> _阅读段落_:
****

第一调整位宽循环确定模块,根据所述调整后的量化误差和所述第一误差阈值继续增加所述对应的调整位宽,直至所述调整后的量化误差小于或等于所述第一误差阈值。
在一种可能的实现方式中,所述调整位宽确定模块,包括:
第二调整位宽确定子模块,当所述量化误差小于第二误差阈值时,增加所述对应的数据位宽,得到所述对应调整位宽,所述第二误差阈值小于所述第一误差阈值。
在一种可能的实现方式中,所述装置还包括:第二调整后量化误差模块,根据所述调整位宽和所述待量化数据计算所述待量化数据调整后的量化误差;第二调整位宽循环确定模块,根据所述调整后的量化误差和所述第二误差阈值继续减少所述调整位宽,直至根据调整位宽和所述待量化数据计算得到的调整后的量化误差大于或等于所述第二误差阈值。

****

> _收集资料_:
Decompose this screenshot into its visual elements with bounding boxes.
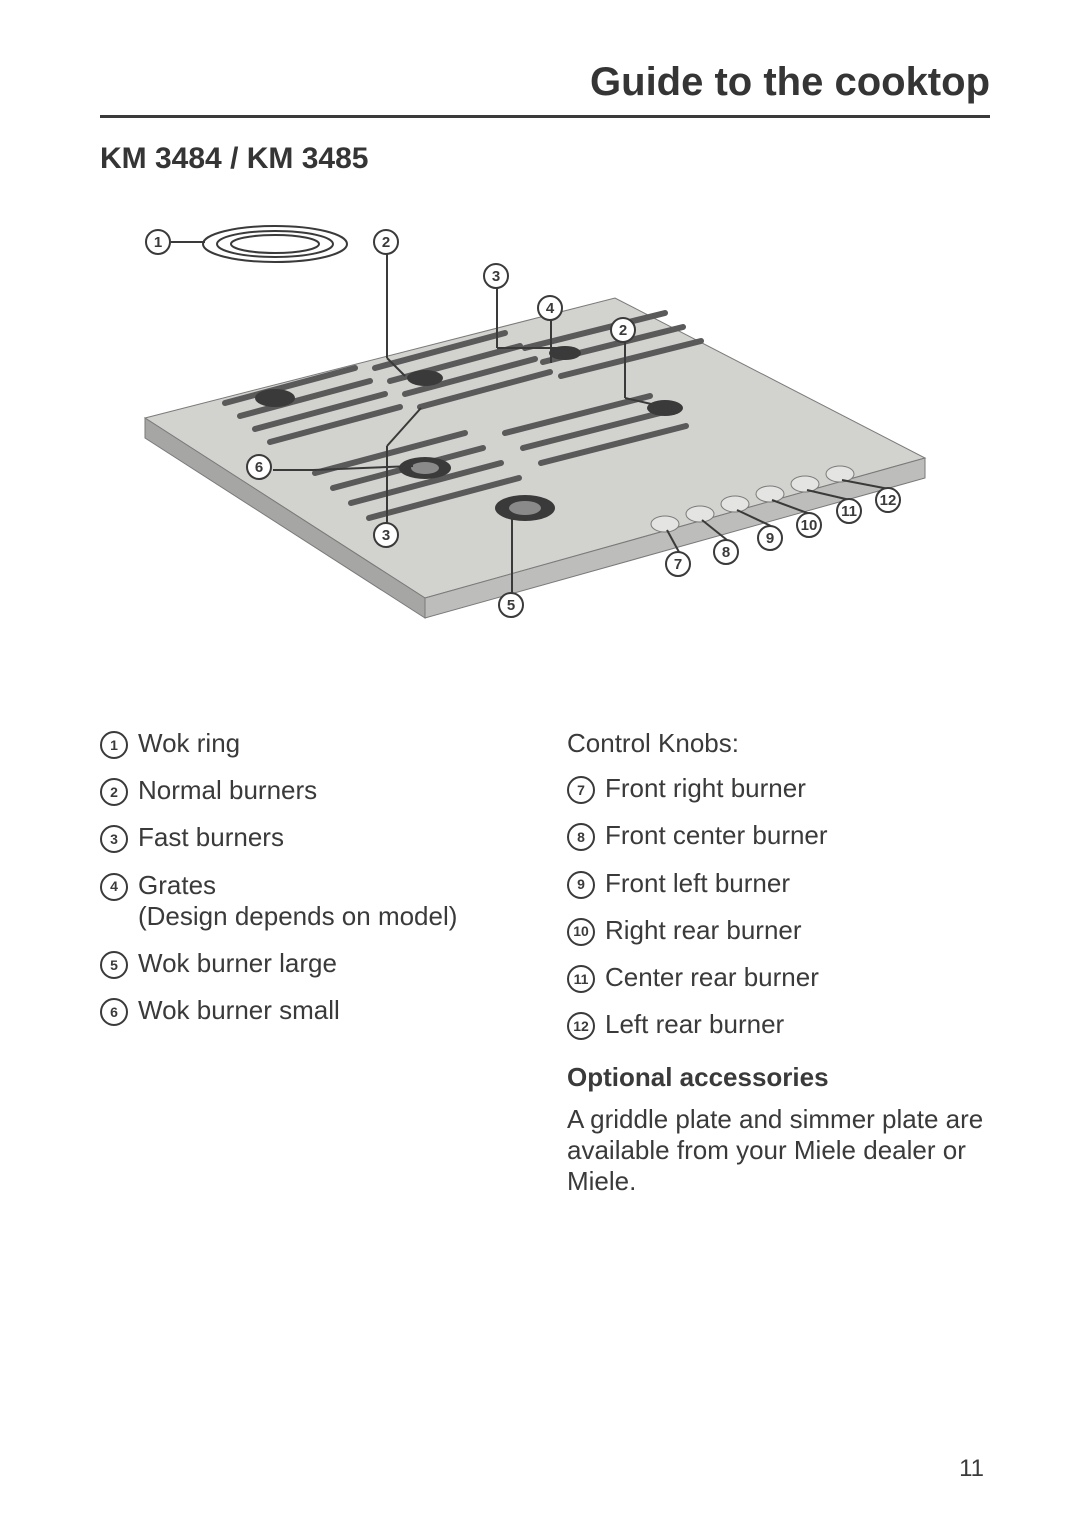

****

> _练习题目 1_:
根据关于量化位宽调整的这段文字回答：
(a) 第一调整位宽循环确定模块继续增加调整位宽，要到什么时候为止？
(b) 第二误差阈值和第一误差阈值相比，哪个更小？
(c) 第二调整后量化误差模块根据哪两项计算待量化数据调整后的量化误差？
> _练习题目 2_:
从关于量化位宽调整的这段文字的最后一句之后接着往下写。

> _输出结果 1_:
(a) 直至调整后的量化误差小于或等于第一误差阈值。
(b) 第二误差阈值更小。
(c) 根据调整位宽和待量化数据。

> _输出结果 2_:
在一种可能的实现方式中,在所述神经网络运算的微调阶段和/或训练阶段,所述装置还包括:
第一数据变动幅度确定模块,获取当前迭代以及历史迭代中待量化数据的数据变动幅度,所述历史迭代为所述当前迭代之前的迭代;
目标迭代间隔确定模块,根据所述待量化数据的数据变动幅度,确定所述待量化数据对应的目标迭代间隔,以使所述待量化层根据所述目标迭代间隔更新所述待量化数据的量化参数,所述目标迭代间隔包括至少一次迭代。
在一种可能的实现方式中,所述装置还包括:
第一目标迭代间隔应用模块,根据所述待量化数据在所述当前迭代的数据位宽,确定所述待量化数据在所述目标迭代间隔内的迭代对应的数据位宽,以使所述神经网络根据所述待量化数据在所述目标迭代间隔内的迭代对应的数据位宽,确定量化参数。
在一种可能的实现方式中,所述装置还包括:
第二目标迭代间隔应用模块,根据所述待量化数据在所述当前迭代对应的点位置,确定所述待量化数据在所述目标迭代间隔内的迭代对应的点位置,所述点位置包括第一类点位置和/或第二类点位置。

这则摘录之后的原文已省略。